▶ [Aim of the exercise]: Sift the listing for lines that hold the string "Sporadic" and pull them out.

* begin Records to use *

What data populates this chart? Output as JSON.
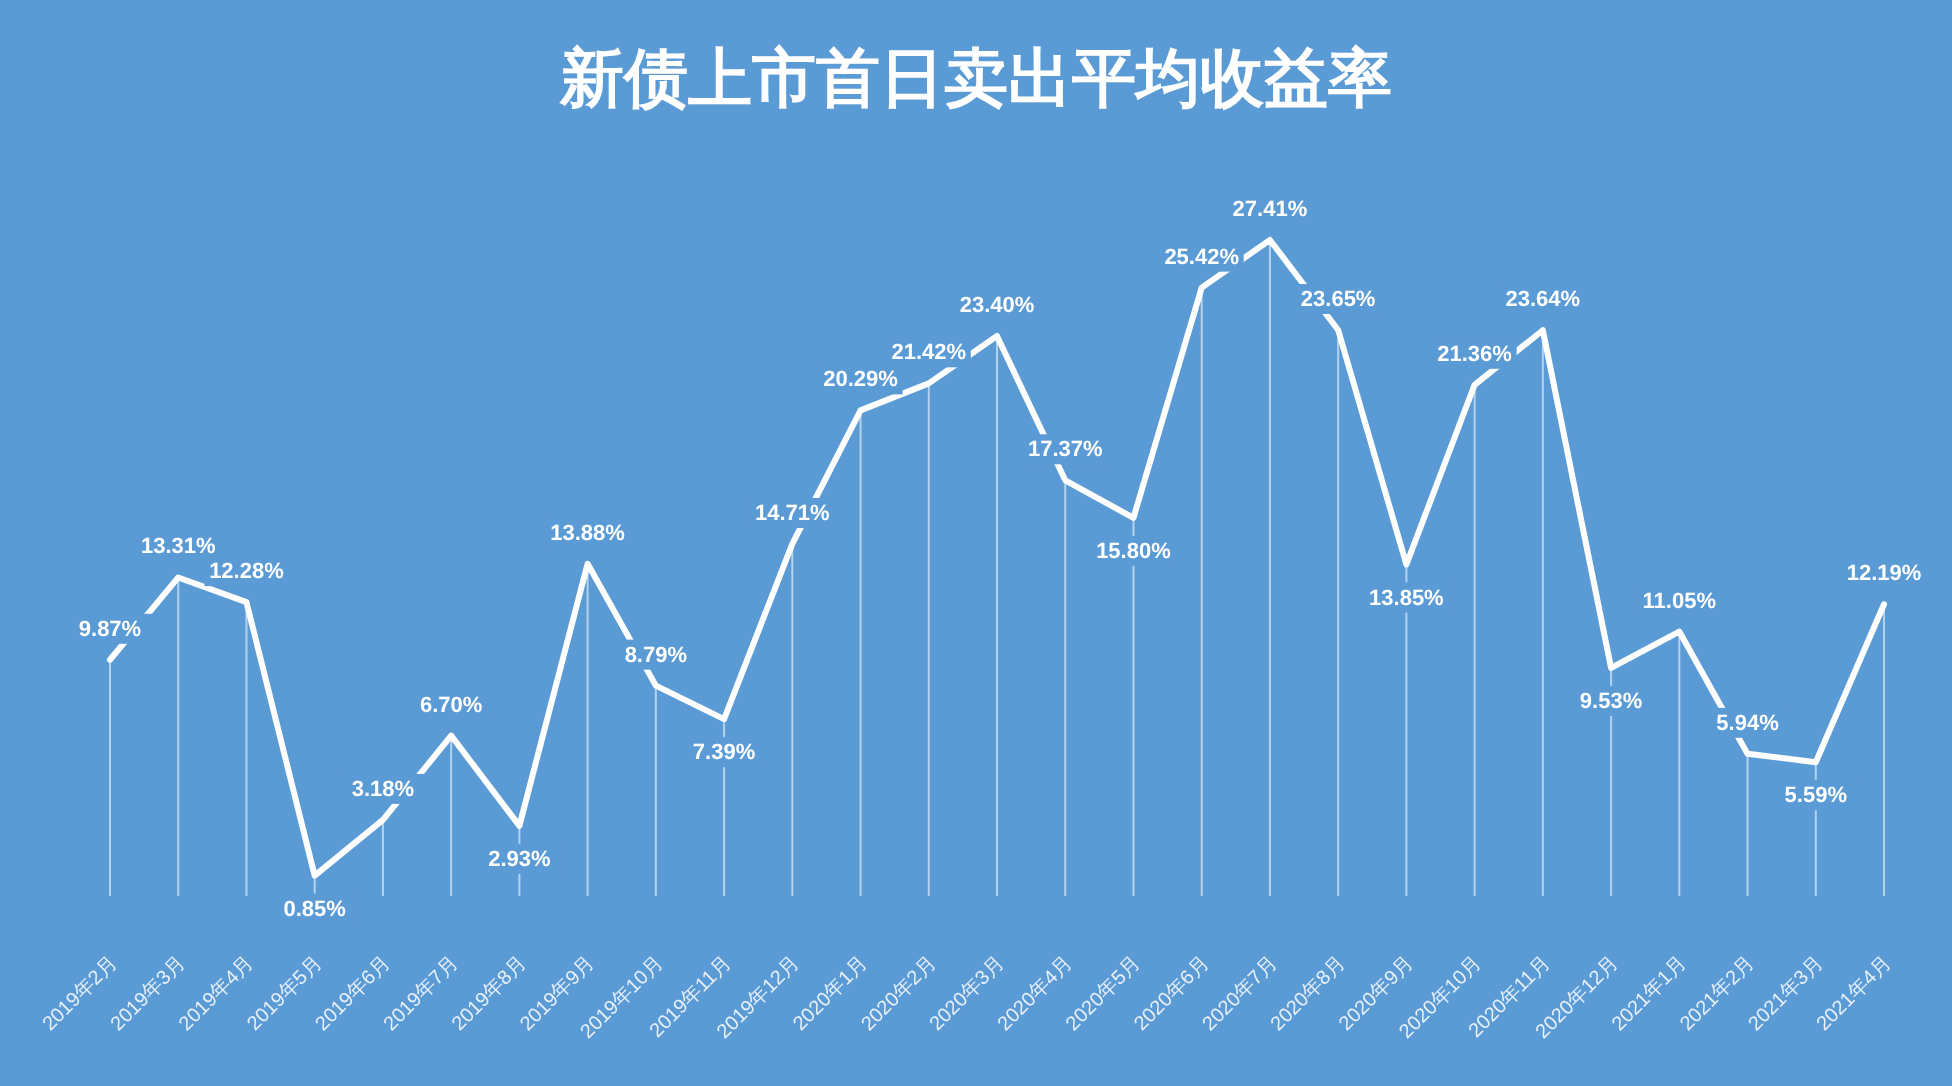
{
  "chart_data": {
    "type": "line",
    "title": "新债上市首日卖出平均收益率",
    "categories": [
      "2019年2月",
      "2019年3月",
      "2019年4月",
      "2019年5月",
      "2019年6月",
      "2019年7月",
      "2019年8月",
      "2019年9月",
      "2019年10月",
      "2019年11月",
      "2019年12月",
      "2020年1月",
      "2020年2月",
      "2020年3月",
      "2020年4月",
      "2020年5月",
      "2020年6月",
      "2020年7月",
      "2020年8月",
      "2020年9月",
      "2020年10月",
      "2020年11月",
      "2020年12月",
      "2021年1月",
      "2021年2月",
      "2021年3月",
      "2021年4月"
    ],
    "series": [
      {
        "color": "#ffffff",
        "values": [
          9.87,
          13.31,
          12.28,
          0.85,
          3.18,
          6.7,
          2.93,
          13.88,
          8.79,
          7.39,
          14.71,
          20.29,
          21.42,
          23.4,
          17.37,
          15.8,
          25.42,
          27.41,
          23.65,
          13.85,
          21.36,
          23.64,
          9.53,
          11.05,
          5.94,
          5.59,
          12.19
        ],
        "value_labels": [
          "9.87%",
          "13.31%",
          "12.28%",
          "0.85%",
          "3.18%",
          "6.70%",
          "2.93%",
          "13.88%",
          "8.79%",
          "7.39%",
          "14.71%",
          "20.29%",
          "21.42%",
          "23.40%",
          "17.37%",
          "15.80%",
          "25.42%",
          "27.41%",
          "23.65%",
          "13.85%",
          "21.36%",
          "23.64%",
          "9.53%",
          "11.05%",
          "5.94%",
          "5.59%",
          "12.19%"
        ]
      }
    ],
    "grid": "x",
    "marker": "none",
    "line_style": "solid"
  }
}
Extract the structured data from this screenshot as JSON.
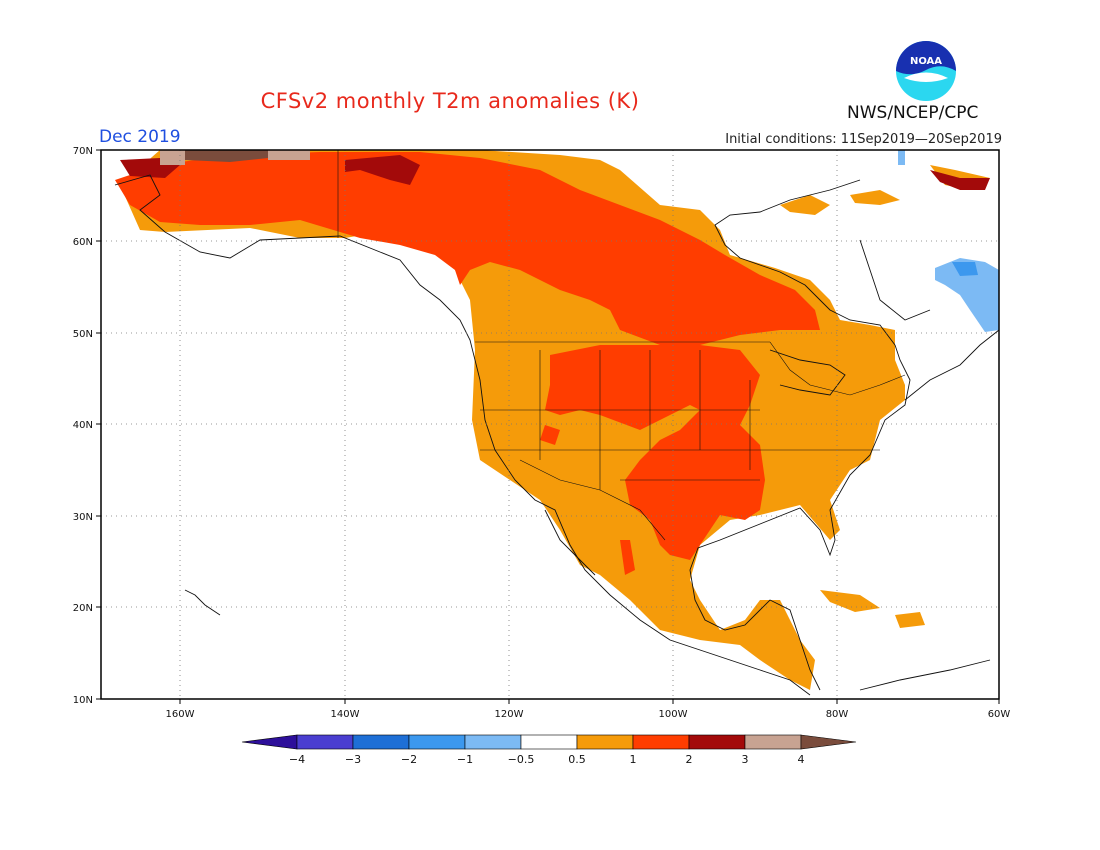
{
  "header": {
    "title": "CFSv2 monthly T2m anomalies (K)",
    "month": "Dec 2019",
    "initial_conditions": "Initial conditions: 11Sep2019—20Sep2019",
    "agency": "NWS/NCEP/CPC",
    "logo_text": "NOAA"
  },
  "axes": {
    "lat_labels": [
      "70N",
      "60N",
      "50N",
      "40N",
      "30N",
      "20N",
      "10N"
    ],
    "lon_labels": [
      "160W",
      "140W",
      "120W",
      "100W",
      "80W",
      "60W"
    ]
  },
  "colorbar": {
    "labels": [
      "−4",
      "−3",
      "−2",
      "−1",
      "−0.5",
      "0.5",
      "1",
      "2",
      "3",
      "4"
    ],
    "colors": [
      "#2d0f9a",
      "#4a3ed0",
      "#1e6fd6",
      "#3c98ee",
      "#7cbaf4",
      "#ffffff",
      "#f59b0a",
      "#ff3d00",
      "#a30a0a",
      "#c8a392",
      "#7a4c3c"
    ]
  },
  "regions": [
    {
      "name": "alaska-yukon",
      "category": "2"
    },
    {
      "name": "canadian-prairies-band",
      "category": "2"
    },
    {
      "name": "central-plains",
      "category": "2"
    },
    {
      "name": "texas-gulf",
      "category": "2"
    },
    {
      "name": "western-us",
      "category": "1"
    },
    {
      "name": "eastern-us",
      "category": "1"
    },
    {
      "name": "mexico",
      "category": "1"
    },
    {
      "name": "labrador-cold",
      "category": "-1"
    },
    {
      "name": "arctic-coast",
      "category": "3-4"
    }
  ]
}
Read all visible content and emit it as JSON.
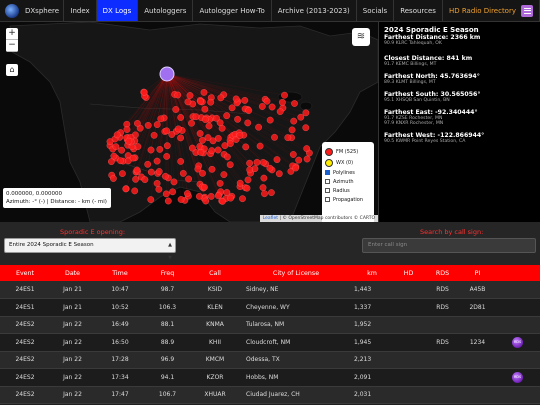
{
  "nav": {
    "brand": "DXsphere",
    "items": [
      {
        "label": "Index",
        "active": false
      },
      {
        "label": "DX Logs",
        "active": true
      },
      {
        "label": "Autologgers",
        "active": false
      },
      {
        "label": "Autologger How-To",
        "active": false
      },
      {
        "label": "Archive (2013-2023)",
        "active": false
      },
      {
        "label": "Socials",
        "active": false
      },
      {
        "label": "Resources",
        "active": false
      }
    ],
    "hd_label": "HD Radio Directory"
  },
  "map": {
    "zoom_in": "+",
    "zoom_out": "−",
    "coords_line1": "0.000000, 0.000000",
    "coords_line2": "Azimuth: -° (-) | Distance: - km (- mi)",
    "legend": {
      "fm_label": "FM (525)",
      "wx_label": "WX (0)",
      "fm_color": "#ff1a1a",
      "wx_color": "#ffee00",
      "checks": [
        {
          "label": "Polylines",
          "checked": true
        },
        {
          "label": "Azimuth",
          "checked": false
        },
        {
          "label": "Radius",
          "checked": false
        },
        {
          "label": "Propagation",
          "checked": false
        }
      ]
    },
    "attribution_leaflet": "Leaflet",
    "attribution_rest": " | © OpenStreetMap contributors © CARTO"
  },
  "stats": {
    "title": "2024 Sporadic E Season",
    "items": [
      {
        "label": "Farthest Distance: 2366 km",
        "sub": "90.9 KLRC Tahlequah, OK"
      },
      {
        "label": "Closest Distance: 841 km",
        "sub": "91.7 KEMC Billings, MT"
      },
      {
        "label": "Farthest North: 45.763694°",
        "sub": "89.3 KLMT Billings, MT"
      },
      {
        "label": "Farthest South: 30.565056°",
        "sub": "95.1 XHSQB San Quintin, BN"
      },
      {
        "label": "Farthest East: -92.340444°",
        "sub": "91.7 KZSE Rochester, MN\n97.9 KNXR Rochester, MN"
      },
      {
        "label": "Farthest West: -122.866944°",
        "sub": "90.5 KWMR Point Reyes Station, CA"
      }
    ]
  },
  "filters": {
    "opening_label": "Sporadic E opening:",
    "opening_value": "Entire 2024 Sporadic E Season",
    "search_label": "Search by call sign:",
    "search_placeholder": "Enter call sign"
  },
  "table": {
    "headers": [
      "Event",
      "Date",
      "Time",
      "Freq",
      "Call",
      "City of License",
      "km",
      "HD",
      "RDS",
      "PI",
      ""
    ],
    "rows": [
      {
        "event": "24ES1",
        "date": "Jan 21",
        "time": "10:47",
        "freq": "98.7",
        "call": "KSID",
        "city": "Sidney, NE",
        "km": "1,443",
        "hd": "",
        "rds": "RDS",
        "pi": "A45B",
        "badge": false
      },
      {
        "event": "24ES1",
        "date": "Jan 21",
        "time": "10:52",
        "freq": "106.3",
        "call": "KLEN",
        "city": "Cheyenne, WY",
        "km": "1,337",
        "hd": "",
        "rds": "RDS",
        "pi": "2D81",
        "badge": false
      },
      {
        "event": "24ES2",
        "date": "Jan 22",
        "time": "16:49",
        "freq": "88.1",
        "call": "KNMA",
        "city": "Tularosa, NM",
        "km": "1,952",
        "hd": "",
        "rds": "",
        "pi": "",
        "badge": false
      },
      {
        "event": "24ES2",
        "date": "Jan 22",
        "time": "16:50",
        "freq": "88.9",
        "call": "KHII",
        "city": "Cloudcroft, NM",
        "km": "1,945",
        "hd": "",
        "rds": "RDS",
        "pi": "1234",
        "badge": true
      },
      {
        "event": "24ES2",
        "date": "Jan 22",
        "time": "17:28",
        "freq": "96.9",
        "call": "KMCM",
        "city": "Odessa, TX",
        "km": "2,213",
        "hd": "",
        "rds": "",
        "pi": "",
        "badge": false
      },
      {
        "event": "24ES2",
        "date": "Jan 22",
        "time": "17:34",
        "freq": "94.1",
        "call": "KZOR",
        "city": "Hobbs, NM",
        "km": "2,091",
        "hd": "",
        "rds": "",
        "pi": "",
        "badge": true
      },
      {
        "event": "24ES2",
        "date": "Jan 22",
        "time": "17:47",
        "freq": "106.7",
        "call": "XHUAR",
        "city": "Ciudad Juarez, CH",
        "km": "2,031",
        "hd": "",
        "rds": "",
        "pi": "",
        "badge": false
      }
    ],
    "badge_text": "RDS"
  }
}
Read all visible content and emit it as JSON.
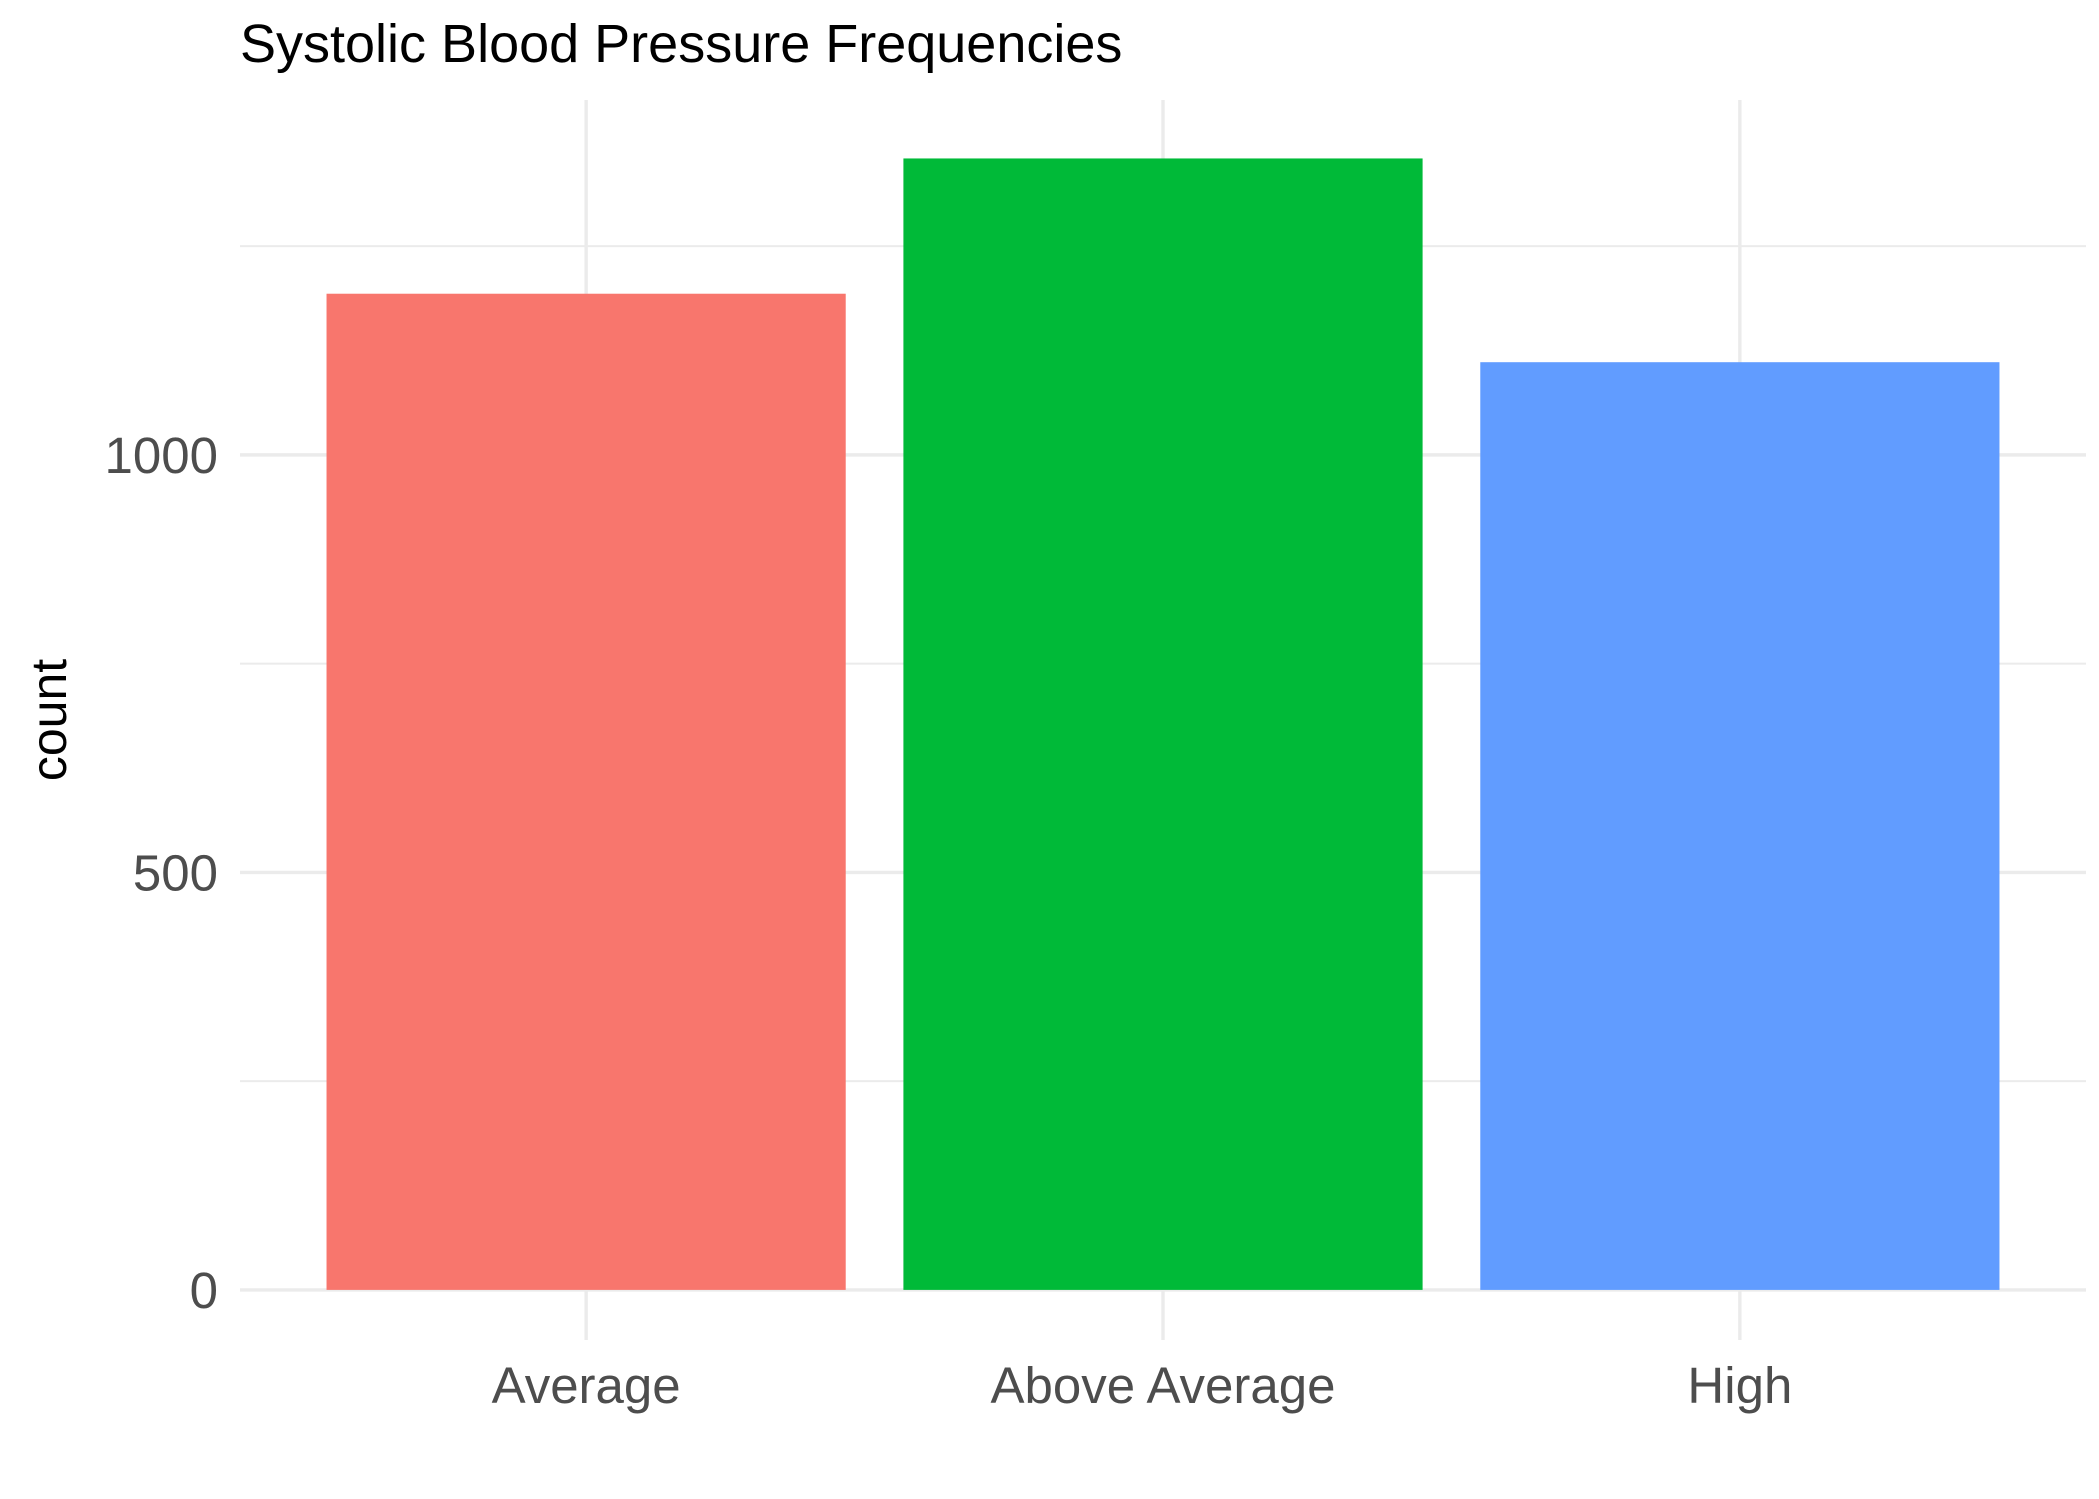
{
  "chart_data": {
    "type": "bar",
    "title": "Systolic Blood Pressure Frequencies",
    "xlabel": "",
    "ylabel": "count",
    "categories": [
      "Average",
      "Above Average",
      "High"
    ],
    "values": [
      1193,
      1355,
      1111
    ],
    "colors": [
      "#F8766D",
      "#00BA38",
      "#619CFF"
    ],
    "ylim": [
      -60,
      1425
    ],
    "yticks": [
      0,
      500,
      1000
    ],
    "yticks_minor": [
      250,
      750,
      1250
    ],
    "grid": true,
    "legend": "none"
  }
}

* end Records to use *

▶ [Answer in full]:
    "title": "2024 Sporadic E Season",
    "opening_label": "Sporadic E opening:",
    "opening_value": "Entire 2024 Sporadic E Season",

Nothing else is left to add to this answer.